— Short task —
Copy the entries word for word, from the beginning of the entries up to and including the line that contains "Extract all elements". Leave the pictures out of your copy.

(Entries from a dataset)
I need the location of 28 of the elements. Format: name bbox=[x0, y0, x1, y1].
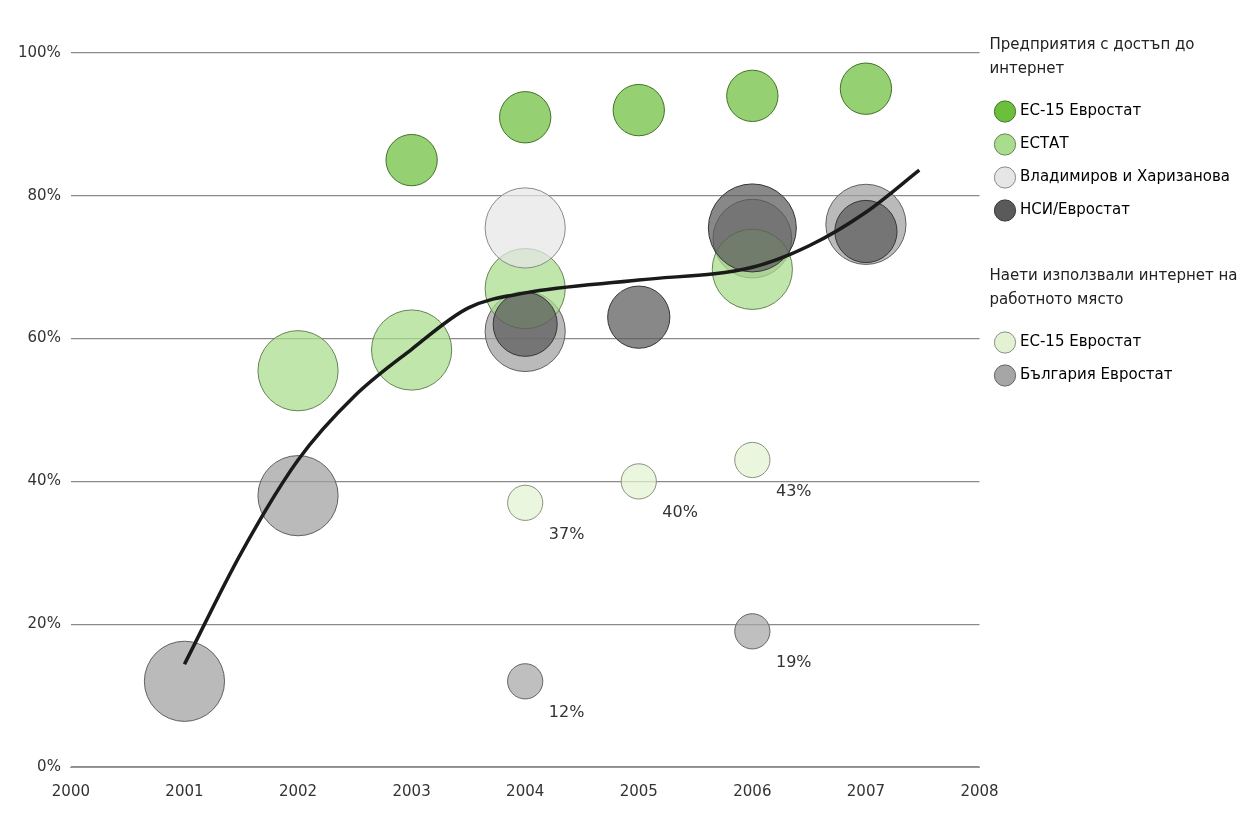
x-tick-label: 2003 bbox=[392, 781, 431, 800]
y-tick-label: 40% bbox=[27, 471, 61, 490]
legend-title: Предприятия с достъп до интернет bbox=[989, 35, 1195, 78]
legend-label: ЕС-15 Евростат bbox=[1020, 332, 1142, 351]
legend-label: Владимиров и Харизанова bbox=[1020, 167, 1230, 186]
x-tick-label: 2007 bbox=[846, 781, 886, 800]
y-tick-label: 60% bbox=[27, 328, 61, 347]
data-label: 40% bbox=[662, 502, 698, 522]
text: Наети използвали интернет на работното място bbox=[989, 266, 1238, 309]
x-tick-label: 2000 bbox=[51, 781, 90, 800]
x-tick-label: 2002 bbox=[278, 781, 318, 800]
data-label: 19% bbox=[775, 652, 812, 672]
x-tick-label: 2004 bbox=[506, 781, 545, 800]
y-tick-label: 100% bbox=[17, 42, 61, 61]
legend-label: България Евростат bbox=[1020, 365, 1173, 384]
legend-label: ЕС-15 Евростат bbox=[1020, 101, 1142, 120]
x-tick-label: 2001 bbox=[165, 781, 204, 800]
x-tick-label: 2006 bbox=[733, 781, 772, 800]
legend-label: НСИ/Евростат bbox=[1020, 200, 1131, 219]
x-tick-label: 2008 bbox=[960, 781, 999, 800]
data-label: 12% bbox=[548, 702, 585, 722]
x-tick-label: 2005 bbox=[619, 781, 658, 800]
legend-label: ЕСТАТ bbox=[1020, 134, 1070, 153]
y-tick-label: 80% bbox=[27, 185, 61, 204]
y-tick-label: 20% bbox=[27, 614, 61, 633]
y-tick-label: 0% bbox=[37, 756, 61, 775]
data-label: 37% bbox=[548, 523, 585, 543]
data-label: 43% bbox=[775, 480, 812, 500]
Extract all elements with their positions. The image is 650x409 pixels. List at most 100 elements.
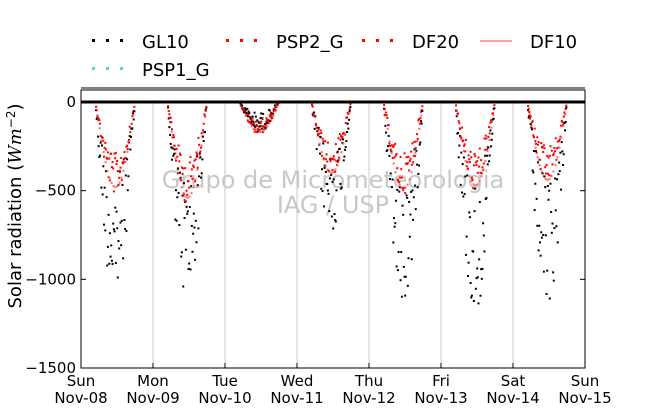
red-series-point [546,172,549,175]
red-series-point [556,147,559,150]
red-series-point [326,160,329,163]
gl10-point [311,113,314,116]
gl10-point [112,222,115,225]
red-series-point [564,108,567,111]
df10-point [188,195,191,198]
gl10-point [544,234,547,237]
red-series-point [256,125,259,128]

— Exercise output —
I need the location of 28 of the elements. Format: name bbox=[x0, y0, x1, y1].
x-tick-label: 2003 bbox=[392, 781, 431, 800]
y-tick-label: 40% bbox=[27, 471, 61, 490]
legend-title: Предприятия с достъп до интернет bbox=[989, 35, 1195, 78]
legend-label: ЕС-15 Евростат bbox=[1020, 332, 1142, 351]
legend-label: Владимиров и Харизанова bbox=[1020, 167, 1230, 186]
x-tick-label: 2007 bbox=[846, 781, 886, 800]
y-tick-label: 60% bbox=[27, 328, 61, 347]
data-label: 40% bbox=[662, 502, 698, 522]
text: Наети използвали интернет на работното място bbox=[989, 266, 1238, 309]
x-tick-label: 2000 bbox=[51, 781, 90, 800]
x-tick-label: 2002 bbox=[278, 781, 318, 800]
data-label: 19% bbox=[775, 652, 812, 672]
x-tick-label: 2004 bbox=[506, 781, 545, 800]
y-tick-label: 100% bbox=[17, 42, 61, 61]
legend-label: България Евростат bbox=[1020, 365, 1173, 384]
legend-label: ЕС-15 Евростат bbox=[1020, 101, 1142, 120]
x-tick-label: 2001 bbox=[165, 781, 204, 800]
x-tick-label: 2006 bbox=[733, 781, 772, 800]
legend-label: НСИ/Евростат bbox=[1020, 200, 1131, 219]
x-tick-label: 2008 bbox=[960, 781, 999, 800]
data-label: 12% bbox=[548, 702, 585, 722]
x-tick-label: 2005 bbox=[619, 781, 658, 800]
legend-label: ЕСТАТ bbox=[1020, 134, 1070, 153]
y-tick-label: 80% bbox=[27, 185, 61, 204]
y-tick-label: 20% bbox=[27, 614, 61, 633]
y-tick-label: 0% bbox=[37, 756, 61, 775]
data-label: 37% bbox=[548, 523, 585, 543]
data-label: 43% bbox=[775, 480, 812, 500]
Extract all elements with their positions. The image is 650x409 pixels. List at most 100 elements.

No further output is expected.